EXTRAIT FOURNI
+---+
Edgar Andrés Pinzón : "Hé le Colombien ! Que fais-tu ici ?"
Chahuté dans le peloton européen, Edgar Andrés Pinzón se fait pourtant sa place à force de persévérance. Huitième du Tour de Sicile et deuxième du GP Palio del Recioto, le Colombien de 20 ans espère confirmer sa forme actuelle lors de la Vuelta de la Juventud et du Baby Giro. À la découverte d'un 'Escarabajo' longiligne.
"Une forme ascendante"
Quelle échéance prépares-tu ?
Je prépare actuellement le Tour de Colombie Espoirs (Vuelta de la Juventud, ndlr). Nous sommes revenus d'Europe le 21 avril et nous nous sommes directement rassemblés avec l'équipe à 3100 mètres d'altitude, dans le département de Nariño, d'où s'élancera l'épreuve. L'objectif était de réacclimater notre respiration à pareille altitude après notre séjour européen.
Que s'est-il passé lors du Grand Prix Palio del Recioto que tu as terminé en deuxième position malgré une chute ?
Avec l'équipe nous pensions attaquer plus près de l'arrivée, mais comme je me sentais particulièrement bien j'ai décidé de sortir du peloton à quarante kilomètres du but. J'ai tenté ma chance de loin, cependant j'ai malheureusement chuté à dix bornes de l'arrivée. Romain Grégoire (Équipe continentale Groupama-FDJ, ndlr) m'a alors dépassé dans les dernières côtes. Il m'a manqué un peu de puissance dans le final pour lui résister sur des portions rectilignes, étant donné que je suis davantage un grimpeur.
Quel bilan tires-tu de ta première tournée européenne ?
Je suis vraiment content de mon entame de saison. Lors du Trophée Umag et de l'Istrian Spring Trophy, j'ai été régulier du début à la fin. Lors de la Semaine Coppi et Bartali, j'étais un peu malade. Enfin, j'avais d'excellentes jambes à l'occasion du Tour de Sicile et du Grand Prix Palio del Recioto, ce qui me motive à bien me préparer en vue des Tour d'Italie (Baby Giro, ndlr) et de Colombie (Vuelta de la Juventud, ndlr) Espoirs [...]
Je suis dans une forme ascendante. Je me sentais mieux chaque jour, l'équipe me laissant courir selon mes sensations.
"Confirmer notre réputation de grimpeurs"
Comment as-tu vécu ta huitième place au classement général du Tour de Sicile face à des coureurs de classe mondiale ?
C'était de la folie d'évoluer au côté de Vincenzo Nibali, Domenico Pozzovivo et Damiano Caruso, qui sont des coureurs très expérimentés. Cela m'apporte beaucoup de motivation pour continuer à travailler dans l'optique de disputer davantage de compétition comme le Tour de Sicile [...]
À cinq kilomètres du sommet, j'ai décidé de gérer ma montée afin de maintenir un bon classement en haut de l'Etna. Je n'ai pas pris le risque d'exploser.
Le bilan collectif est également satisfaisant avec les échappées de Germán Darío Gómez, Rafael Pineda et Cristian Rico, tous protagonistes de la course ?
+---+
EXTRAIT DE DONNÉES
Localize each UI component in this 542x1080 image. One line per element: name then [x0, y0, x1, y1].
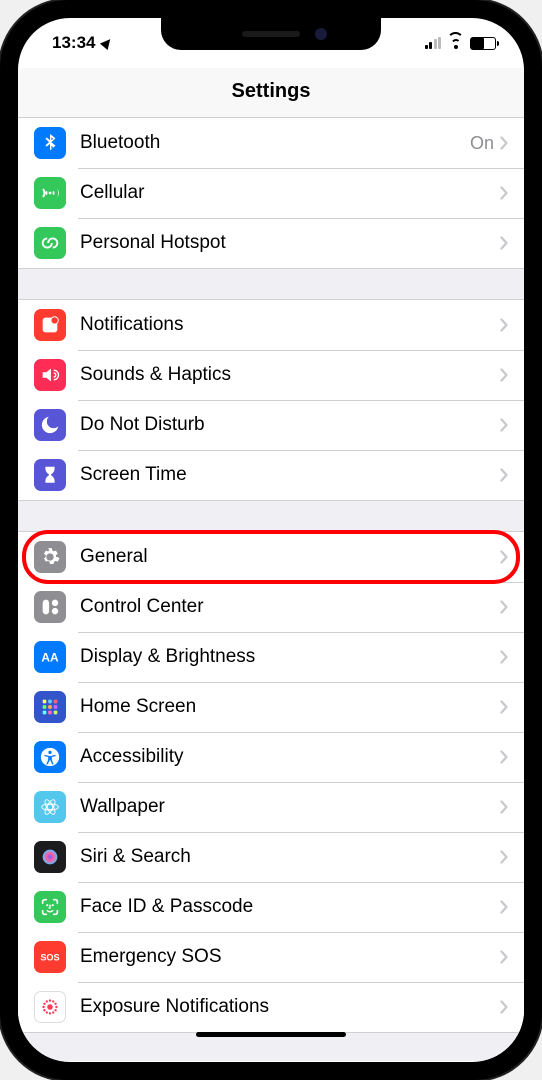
+---+
CONSIGNES
1 – Citez l'entretien avec Edgar Andrés Pinzón en commençant aux mots "Le bilan collectif" et en vous arrêtant après "la course ?".
2 – Traduisez en anglais cette phrase de l'entretien avec Edgar Andrés Pinzón : « Nous sommes revenus d'Europe le 21 avril et nous nous sommes directement rassemblés avec l'équipe à 3100 mètres d'altitude, dans le département de Nariño, d'où s'élancera l'épreuve. »
3 – Dressez la liste de tous les coureurs nommés dans l'entretien avec Edgar Andrés Pinzón, sauf lui-même.
Répondez en vous fondant uniquement sur l'entretien avec Edgar Andrés Pinzón.

CORRIGÉ
1 –
Le bilan collectif est également satisfaisant avec les échappées de Germán Darío Gómez, Rafael Pineda et Cristian Rico, tous protagonistes de la course ?

2 – We came back from Europe on April 21 and went straight to join the team at an altitude of 3,100 meters, in the department of Nariño, where the race will start.

3 –
- Romain Grégoire
- Vincenzo Nibali
- Domenico Pozzovivo
- Damiano Caruso
- Germán Darío Gómez
- Rafael Pineda
- Cristian Rico